Problems
**A)** Copy the forum thread on Al Jazeera Sports below from "## furryboots (Jul" to "(Feb 3, 2009)".
**B)** Answer these questions using the forum thread on Al Jazeera Sports below:
(i) Which channels does the viewing card that furryboots asks about give access to?
(ii) Which broadcaster does rsinner think will show the World Cup?
(iii) What does rsinner say that broadcaster was trying to do?
**C)** Continue the forum thread on Al Jazeera Sports below from the point where it stops.

Extract
# Al Jazeera Sports



## furryboots (Jul 31, 2009)

Does anyone know where to buy the Al Jazeera Sports viewing card that gives access to the "+ Sports" channels? 

Also, do Al Jazeera have the showing rights for the 2010 World Cup?


----------



## rsinner (Feb 3, 2009)

furryboots said:


> Does anyone know where to buy the Al Jazeera Sports viewing card that gives access to the "+ Sports" channels?
> 
> Also, do Al Jazeera have the showing rights for the 2010 World Cup?


I think ART will be showing the World Cup. At least they were trying to sell a World Cup package to me


----------



## sounds_of_arabia (Aug 3, 2009)

Data provided
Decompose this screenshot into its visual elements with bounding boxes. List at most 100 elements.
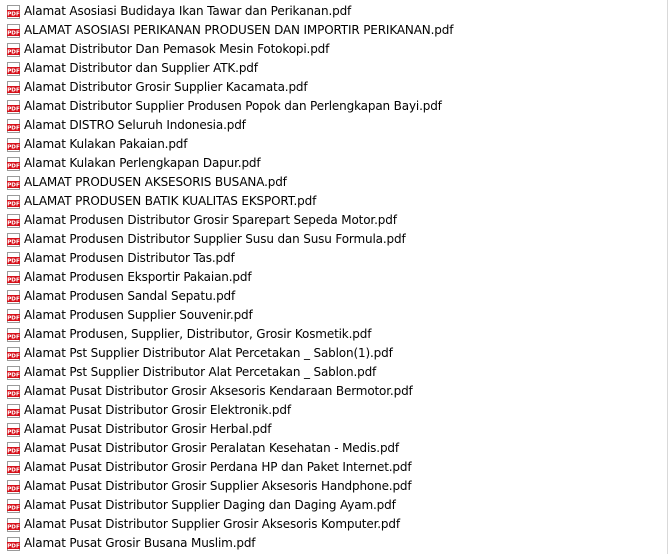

Answers for this exercise
**A)**
## furryboots (Jul 31, 2009)

Does anyone know where to buy the Al Jazeera Sports viewing card that gives access to the "+ Sports" channels? 

Also, do Al Jazeera have the showing rights for the 2010 World Cup?


----------



## rsinner (Feb 3, 2009)

**B)**
(i) The "+ Sports" channels.
(ii) ART.
(iii) Sell a World Cup package to rsinner.

**C)**
rsinner said:


> I think ART will be showing the World Cup. At least they were trying to sell a World Cup package to me


recently Aljazeer bought the rights of 2010 World Cup from ART,the distributors of Aljazeera cards in UAE are many here is one in Dubai 04 323 11 91.


----------



## dannyx (May 26, 2010)

I bought an Al Jazeera World Cup Card from Target Electronics in Satwa, opposite the main Post office. They are supposed to be a main dealer for Al Jazeera but I still haven't had +9, +10 and the World Cup Channel activated on my card. They may well be getting it back and giving me a refund if they don't sort it soon.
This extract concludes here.